Problem details: Scan the data below for the string "xlabel". Show every line where it turns up.

Data in this exercise:
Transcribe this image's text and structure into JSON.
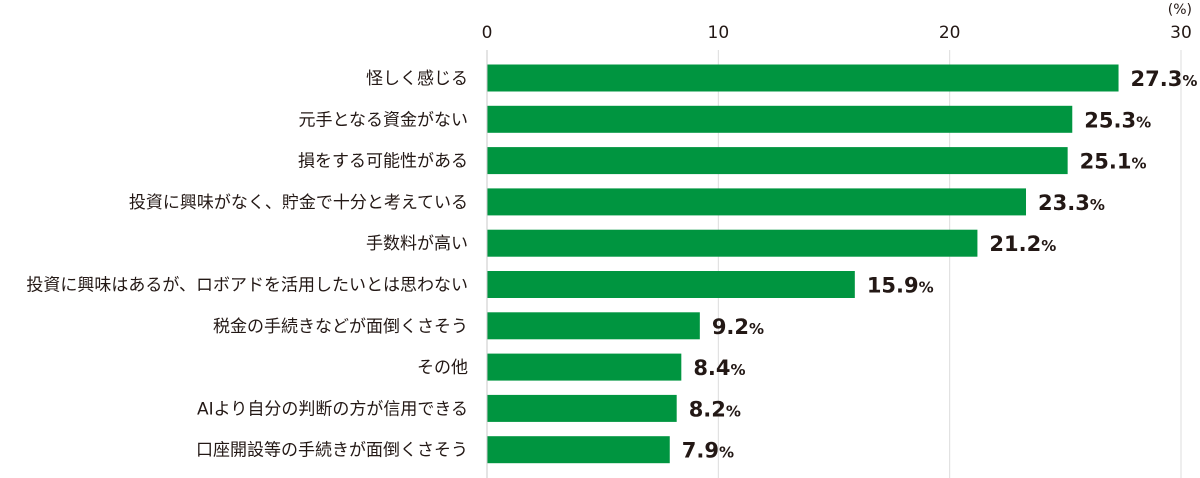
{
  "chart_data": {
    "type": "bar",
    "orientation": "horizontal",
    "unit": "(%)",
    "xlim": [
      0,
      30
    ],
    "xticks": [
      "0",
      "10",
      "20",
      "30"
    ],
    "grid": true,
    "bar_color": "#009540",
    "categories": [
      "怪しく感じる",
      "元手となる資金がない",
      "損をする可能性がある",
      "投資に興味がなく、貯金で十分と考えている",
      "手数料が高い",
      "投資に興味はあるが、ロボアドを活用したいとは思わない",
      "税金の手続きなどが面倒くさそう",
      "その他",
      "AIより自分の判断の方が信用できる",
      "口座開設等の手続きが面倒くさそう"
    ],
    "values": [
      27.3,
      25.3,
      25.1,
      23.3,
      21.2,
      15.9,
      9.2,
      8.4,
      8.2,
      7.9
    ],
    "value_labels": [
      "27.3",
      "25.3",
      "25.1",
      "23.3",
      "21.2",
      "15.9",
      "9.2",
      "8.4",
      "8.2",
      "7.9"
    ],
    "value_suffix": "%"
  }
}
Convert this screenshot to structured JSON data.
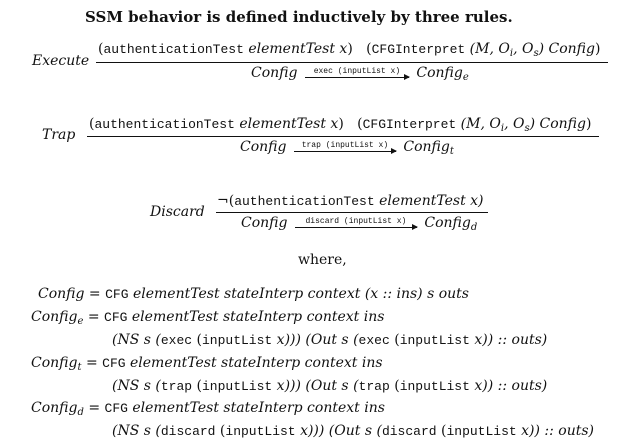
{
  "heading": "SSM behavior is defined inductively by three rules.",
  "where": "where,",
  "rules": {
    "execute": {
      "name": "Execute",
      "p1_kw": "authenticationTest",
      "p1_args": "elementTest x",
      "p2_kw": "CFGInterpret",
      "p2_args": "(M, O",
      "p2_i": "i",
      "p2_mid": ", O",
      "p2_s": "s",
      "p2_end": ") Config",
      "concl_from": "Config",
      "arrow_kw": "exec",
      "arrow_arg": "(inputList x)",
      "concl_to": "Config",
      "concl_sub": "e"
    },
    "trap": {
      "name": "Trap",
      "p1_kw": "authenticationTest",
      "p1_args": "elementTest x",
      "p2_kw": "CFGInterpret",
      "p2_args": "(M, O",
      "p2_i": "i",
      "p2_mid": ", O",
      "p2_s": "s",
      "p2_end": ") Config",
      "concl_from": "Config",
      "arrow_kw": "trap",
      "arrow_arg": "(inputList x)",
      "concl_to": "Config",
      "concl_sub": "t"
    },
    "discard": {
      "name": "Discard",
      "neg": "¬(",
      "p1_kw": "authenticationTest",
      "p1_args": "elementTest x)",
      "concl_from": "Config",
      "arrow_kw": "discard",
      "arrow_arg": "(inputList x)",
      "concl_to": "Config",
      "concl_sub": "d"
    }
  },
  "defs": {
    "config": {
      "lhs": "Config",
      "kw": "CFG",
      "rest": "elementTest stateInterp context (x :: ins) s outs"
    },
    "config_e": {
      "lhs": "Config",
      "sub": "e",
      "kw": "CFG",
      "rest": "elementTest stateInterp context ins",
      "l2_a": "(NS s (",
      "l2_kw1": "exec",
      "l2_b": "(",
      "l2_kw2": "inputList",
      "l2_c": "x))) (Out s (",
      "l2_kw3": "exec",
      "l2_d": "(",
      "l2_kw4": "inputList",
      "l2_e": "x)) :: outs)"
    },
    "config_t": {
      "lhs": "Config",
      "sub": "t",
      "kw": "CFG",
      "rest": "elementTest stateInterp context ins",
      "l2_a": "(NS s (",
      "l2_kw1": "trap",
      "l2_b": "(",
      "l2_kw2": "inputList",
      "l2_c": "x))) (Out s (",
      "l2_kw3": "trap",
      "l2_d": "(",
      "l2_kw4": "inputList",
      "l2_e": "x)) :: outs)"
    },
    "config_d": {
      "lhs": "Config",
      "sub": "d",
      "kw": "CFG",
      "rest": "elementTest stateInterp context ins",
      "l2_a": "(NS s (",
      "l2_kw1": "discard",
      "l2_b": "(",
      "l2_kw2": "inputList",
      "l2_c": "x))) (Out s (",
      "l2_kw3": "discard",
      "l2_d": "(",
      "l2_kw4": "inputList",
      "l2_e": "x)) :: outs)"
    }
  }
}
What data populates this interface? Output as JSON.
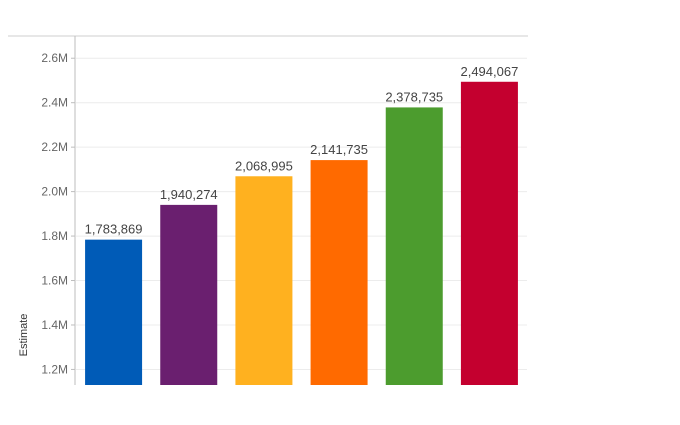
{
  "chart_data": {
    "type": "bar",
    "title": "",
    "xlabel": "",
    "ylabel": "Estimate",
    "ylim": [
      1130000,
      2700000
    ],
    "yticks": [
      1200000,
      1400000,
      1600000,
      1800000,
      2000000,
      2200000,
      2400000,
      2600000
    ],
    "ytick_labels": [
      "1.2M",
      "1.4M",
      "1.6M",
      "1.8M",
      "2.0M",
      "2.2M",
      "2.4M",
      "2.6M"
    ],
    "grid": true,
    "legend": "none",
    "values": [
      1783869,
      1940274,
      2068995,
      2141735,
      2378735,
      2494067
    ],
    "value_labels": [
      "1,783,869",
      "1,940,274",
      "2,068,995",
      "2,141,735",
      "2,378,735",
      "2,494,067"
    ],
    "colors": [
      "#005BB7",
      "#6A1F6F",
      "#FFB11F",
      "#FF6A00",
      "#4C9C2E",
      "#C4002F"
    ]
  }
}
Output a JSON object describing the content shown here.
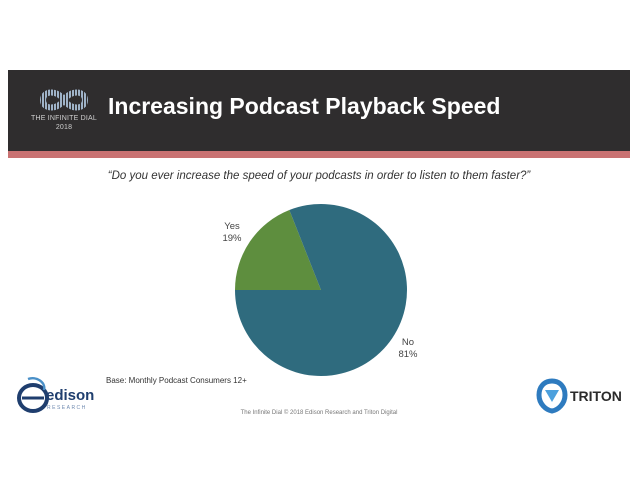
{
  "header": {
    "logo_line1": "THE INFINITE DIAL",
    "logo_line2": "2018",
    "title": "Increasing Podcast Playback Speed"
  },
  "question": "“Do you ever increase the speed of your podcasts in order to listen to them faster?”",
  "chart_data": {
    "type": "pie",
    "title": "",
    "slices": [
      {
        "label": "Yes",
        "value": 19,
        "value_label": "19%",
        "color": "#5e8e3e"
      },
      {
        "label": "No",
        "value": 81,
        "value_label": "81%",
        "color": "#2f6b7e"
      }
    ]
  },
  "base_note": "Base: Monthly Podcast Consumers 12+",
  "footer": "The Infinite Dial © 2018 Edison Research and Triton Digital",
  "brands": {
    "edison_word": "edison",
    "edison_sub": "RESEARCH",
    "triton_word": "TRITON"
  },
  "colors": {
    "banner": "#2f2d2e",
    "stripe": "#c97272"
  }
}
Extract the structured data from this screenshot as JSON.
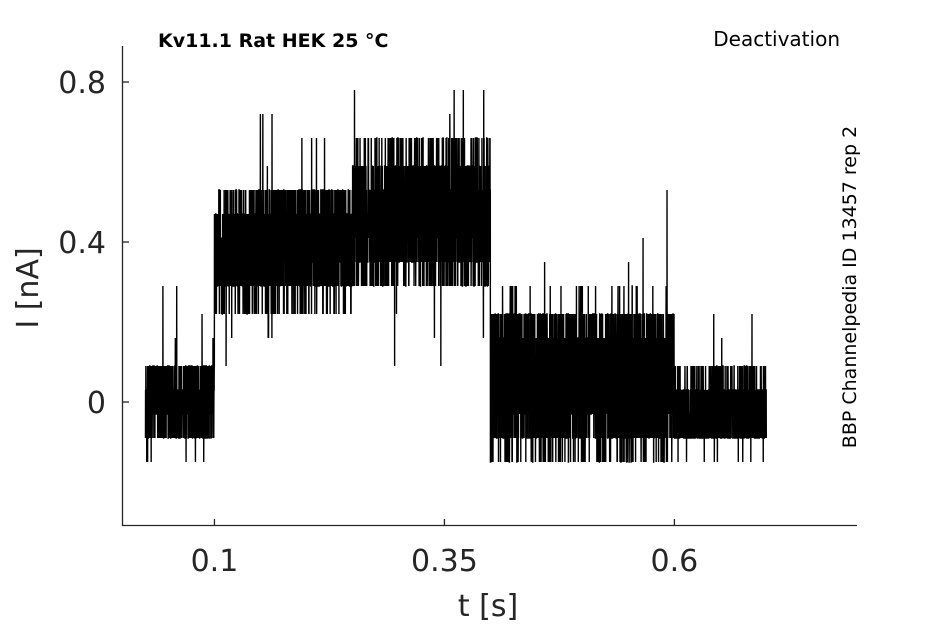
{
  "chart_data": {
    "type": "line",
    "title": "Kv11.1  Rat  HEK  25 °C",
    "annotation_right": "Deactivation",
    "side_label": "BBP Channelpedia ID 13457 rep 2",
    "xlabel": "t [s]",
    "ylabel": "I [nA]",
    "xlim": [
      -0.0005,
      0.7985
    ],
    "ylim": [
      -0.31,
      0.89
    ],
    "xticks": [
      0.1,
      0.35,
      0.6
    ],
    "xtick_labels": [
      "0.1",
      "0.35",
      "0.6"
    ],
    "yticks": [
      0,
      0.4,
      0.8
    ],
    "ytick_labels": [
      "0",
      "0.4",
      "0.8"
    ],
    "grid": false,
    "line_color": "#000000",
    "noise_levels": [
      -0.15,
      -0.09,
      -0.03,
      0.03,
      0.09,
      0.16,
      0.22,
      0.29,
      0.35,
      0.41,
      0.47,
      0.53,
      0.59,
      0.66,
      0.72,
      0.78
    ],
    "segments": [
      {
        "t_start": 0.025,
        "t_end": 0.1,
        "mean": 0.0,
        "spread": 0.1
      },
      {
        "t_start": 0.1,
        "t_end": 0.25,
        "mean": 0.39,
        "spread": 0.15
      },
      {
        "t_start": 0.25,
        "t_end": 0.4,
        "mean": 0.47,
        "spread": 0.18
      },
      {
        "t_start": 0.4,
        "t_end": 0.6,
        "mean": 0.06,
        "spread": 0.2
      },
      {
        "t_start": 0.6,
        "t_end": 0.7,
        "mean": -0.02,
        "spread": 0.1
      }
    ]
  }
}
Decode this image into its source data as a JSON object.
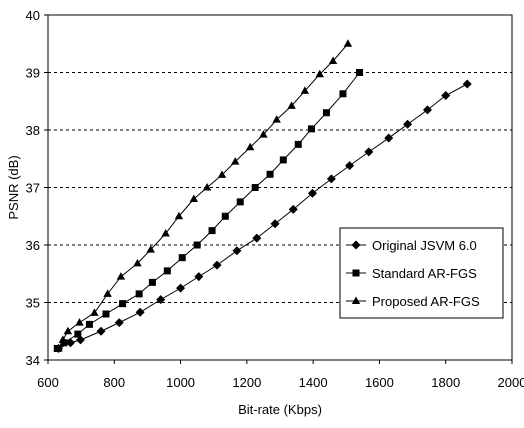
{
  "chart_data": {
    "type": "line",
    "xlabel": "Bit-rate (Kbps)",
    "ylabel": "PSNR (dB)",
    "xlim": [
      600,
      2000
    ],
    "ylim": [
      34,
      40
    ],
    "x_ticks": [
      "600",
      "800",
      "1000",
      "1200",
      "1400",
      "1600",
      "1800",
      "2000"
    ],
    "y_ticks": [
      "34",
      "35",
      "36",
      "37",
      "38",
      "39",
      "40"
    ],
    "grid": "horizontal dashed",
    "legend_position": "lower-right",
    "series": [
      {
        "name": "Original JSVM 6.0",
        "marker": "diamond",
        "points": [
          [
            632,
            34.2
          ],
          [
            668,
            34.3
          ],
          [
            698,
            34.35
          ],
          [
            760,
            34.5
          ],
          [
            815,
            34.65
          ],
          [
            878,
            34.83
          ],
          [
            940,
            35.05
          ],
          [
            1000,
            35.25
          ],
          [
            1055,
            35.45
          ],
          [
            1110,
            35.65
          ],
          [
            1170,
            35.9
          ],
          [
            1230,
            36.12
          ],
          [
            1285,
            36.37
          ],
          [
            1340,
            36.62
          ],
          [
            1398,
            36.9
          ],
          [
            1455,
            37.15
          ],
          [
            1510,
            37.38
          ],
          [
            1568,
            37.62
          ],
          [
            1628,
            37.86
          ],
          [
            1685,
            38.1
          ],
          [
            1745,
            38.35
          ],
          [
            1800,
            38.6
          ],
          [
            1865,
            38.8
          ]
        ]
      },
      {
        "name": "Standard AR-FGS",
        "marker": "square",
        "points": [
          [
            628,
            34.2
          ],
          [
            648,
            34.3
          ],
          [
            690,
            34.45
          ],
          [
            725,
            34.62
          ],
          [
            775,
            34.8
          ],
          [
            825,
            34.98
          ],
          [
            875,
            35.15
          ],
          [
            915,
            35.35
          ],
          [
            960,
            35.55
          ],
          [
            1005,
            35.78
          ],
          [
            1050,
            36.0
          ],
          [
            1095,
            36.25
          ],
          [
            1135,
            36.5
          ],
          [
            1180,
            36.75
          ],
          [
            1225,
            37.0
          ],
          [
            1270,
            37.23
          ],
          [
            1310,
            37.48
          ],
          [
            1355,
            37.75
          ],
          [
            1395,
            38.02
          ],
          [
            1440,
            38.3
          ],
          [
            1490,
            38.63
          ],
          [
            1540,
            39.0
          ]
        ]
      },
      {
        "name": "Proposed AR-FGS",
        "marker": "triangle",
        "points": [
          [
            632,
            34.2
          ],
          [
            645,
            34.35
          ],
          [
            660,
            34.5
          ],
          [
            695,
            34.65
          ],
          [
            740,
            34.82
          ],
          [
            780,
            35.15
          ],
          [
            820,
            35.45
          ],
          [
            870,
            35.68
          ],
          [
            910,
            35.92
          ],
          [
            955,
            36.2
          ],
          [
            995,
            36.5
          ],
          [
            1040,
            36.8
          ],
          [
            1080,
            37.0
          ],
          [
            1125,
            37.22
          ],
          [
            1165,
            37.45
          ],
          [
            1210,
            37.7
          ],
          [
            1250,
            37.92
          ],
          [
            1290,
            38.18
          ],
          [
            1335,
            38.42
          ],
          [
            1375,
            38.68
          ],
          [
            1420,
            38.97
          ],
          [
            1460,
            39.2
          ],
          [
            1505,
            39.5
          ]
        ]
      }
    ]
  }
}
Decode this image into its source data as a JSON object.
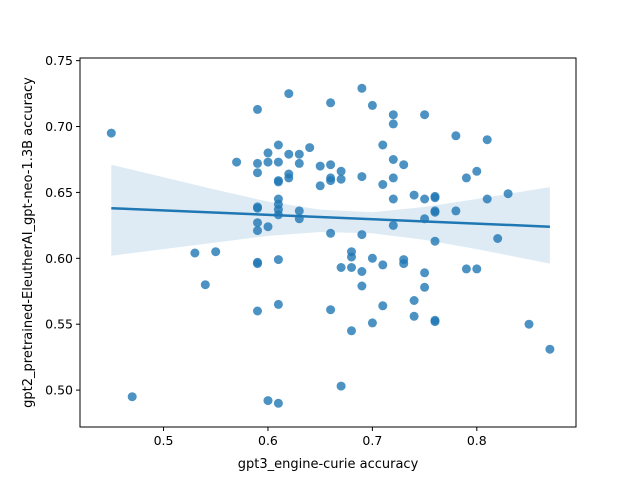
{
  "chart_data": {
    "type": "scatter",
    "title": "",
    "xlabel": "gpt3_engine-curie accuracy",
    "ylabel": "gpt2_pretrained-EleutherAI_gpt-neo-1.3B accuracy",
    "xlim": [
      0.42,
      0.895
    ],
    "ylim": [
      0.472,
      0.752
    ],
    "xticks": [
      0.5,
      0.6,
      0.7,
      0.8
    ],
    "xtick_labels": [
      "0.5",
      "0.6",
      "0.7",
      "0.8"
    ],
    "yticks": [
      0.5,
      0.55,
      0.6,
      0.65,
      0.7,
      0.75
    ],
    "ytick_labels": [
      "0.50",
      "0.55",
      "0.60",
      "0.65",
      "0.70",
      "0.75"
    ],
    "grid": false,
    "legend": "none",
    "colors": {
      "points": "#1f77b4",
      "line": "#1f77b4",
      "band": "#1f77b4"
    },
    "points": [
      [
        0.45,
        0.695
      ],
      [
        0.47,
        0.495
      ],
      [
        0.53,
        0.604
      ],
      [
        0.54,
        0.58
      ],
      [
        0.55,
        0.605
      ],
      [
        0.57,
        0.673
      ],
      [
        0.59,
        0.713
      ],
      [
        0.59,
        0.672
      ],
      [
        0.59,
        0.665
      ],
      [
        0.59,
        0.639
      ],
      [
        0.59,
        0.638
      ],
      [
        0.59,
        0.627
      ],
      [
        0.59,
        0.621
      ],
      [
        0.59,
        0.597
      ],
      [
        0.59,
        0.596
      ],
      [
        0.59,
        0.56
      ],
      [
        0.6,
        0.68
      ],
      [
        0.6,
        0.673
      ],
      [
        0.6,
        0.624
      ],
      [
        0.6,
        0.492
      ],
      [
        0.61,
        0.686
      ],
      [
        0.61,
        0.673
      ],
      [
        0.61,
        0.659
      ],
      [
        0.61,
        0.658
      ],
      [
        0.61,
        0.645
      ],
      [
        0.61,
        0.641
      ],
      [
        0.61,
        0.637
      ],
      [
        0.61,
        0.633
      ],
      [
        0.61,
        0.599
      ],
      [
        0.61,
        0.565
      ],
      [
        0.61,
        0.49
      ],
      [
        0.62,
        0.725
      ],
      [
        0.62,
        0.679
      ],
      [
        0.62,
        0.664
      ],
      [
        0.62,
        0.661
      ],
      [
        0.63,
        0.679
      ],
      [
        0.63,
        0.672
      ],
      [
        0.63,
        0.636
      ],
      [
        0.63,
        0.63
      ],
      [
        0.64,
        0.684
      ],
      [
        0.65,
        0.67
      ],
      [
        0.65,
        0.655
      ],
      [
        0.66,
        0.718
      ],
      [
        0.66,
        0.671
      ],
      [
        0.66,
        0.661
      ],
      [
        0.66,
        0.659
      ],
      [
        0.66,
        0.619
      ],
      [
        0.66,
        0.561
      ],
      [
        0.67,
        0.666
      ],
      [
        0.67,
        0.66
      ],
      [
        0.67,
        0.593
      ],
      [
        0.67,
        0.503
      ],
      [
        0.68,
        0.605
      ],
      [
        0.68,
        0.601
      ],
      [
        0.68,
        0.593
      ],
      [
        0.68,
        0.545
      ],
      [
        0.69,
        0.729
      ],
      [
        0.69,
        0.662
      ],
      [
        0.69,
        0.618
      ],
      [
        0.69,
        0.59
      ],
      [
        0.69,
        0.579
      ],
      [
        0.7,
        0.716
      ],
      [
        0.7,
        0.6
      ],
      [
        0.7,
        0.551
      ],
      [
        0.71,
        0.686
      ],
      [
        0.71,
        0.656
      ],
      [
        0.71,
        0.595
      ],
      [
        0.71,
        0.564
      ],
      [
        0.72,
        0.709
      ],
      [
        0.72,
        0.702
      ],
      [
        0.72,
        0.675
      ],
      [
        0.72,
        0.661
      ],
      [
        0.72,
        0.645
      ],
      [
        0.72,
        0.625
      ],
      [
        0.73,
        0.671
      ],
      [
        0.73,
        0.599
      ],
      [
        0.73,
        0.596
      ],
      [
        0.74,
        0.648
      ],
      [
        0.74,
        0.568
      ],
      [
        0.74,
        0.556
      ],
      [
        0.75,
        0.709
      ],
      [
        0.75,
        0.645
      ],
      [
        0.75,
        0.63
      ],
      [
        0.75,
        0.589
      ],
      [
        0.75,
        0.578
      ],
      [
        0.76,
        0.647
      ],
      [
        0.76,
        0.646
      ],
      [
        0.76,
        0.636
      ],
      [
        0.76,
        0.635
      ],
      [
        0.76,
        0.613
      ],
      [
        0.76,
        0.553
      ],
      [
        0.76,
        0.552
      ],
      [
        0.78,
        0.693
      ],
      [
        0.78,
        0.636
      ],
      [
        0.79,
        0.661
      ],
      [
        0.79,
        0.592
      ],
      [
        0.8,
        0.666
      ],
      [
        0.8,
        0.592
      ],
      [
        0.81,
        0.69
      ],
      [
        0.81,
        0.645
      ],
      [
        0.82,
        0.615
      ],
      [
        0.83,
        0.649
      ],
      [
        0.85,
        0.55
      ],
      [
        0.87,
        0.531
      ]
    ],
    "regression": {
      "x_range": [
        0.45,
        0.87
      ],
      "y_at_start": 0.638,
      "y_at_end": 0.624,
      "ci_upper": [
        [
          0.45,
          0.671
        ],
        [
          0.55,
          0.652
        ],
        [
          0.6,
          0.643
        ],
        [
          0.65,
          0.637
        ],
        [
          0.7,
          0.635
        ],
        [
          0.75,
          0.639
        ],
        [
          0.8,
          0.645
        ],
        [
          0.87,
          0.654
        ]
      ],
      "ci_lower": [
        [
          0.45,
          0.602
        ],
        [
          0.55,
          0.612
        ],
        [
          0.6,
          0.617
        ],
        [
          0.65,
          0.62
        ],
        [
          0.7,
          0.619
        ],
        [
          0.75,
          0.614
        ],
        [
          0.8,
          0.607
        ],
        [
          0.87,
          0.596
        ]
      ]
    }
  }
}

The answer:
    "xlabel": "",
    "xlabel": "t [s]",
    "xlabel": "Bit-rate (Kbps)",
    "xlabel": "gpt3_engine-curie accuracy",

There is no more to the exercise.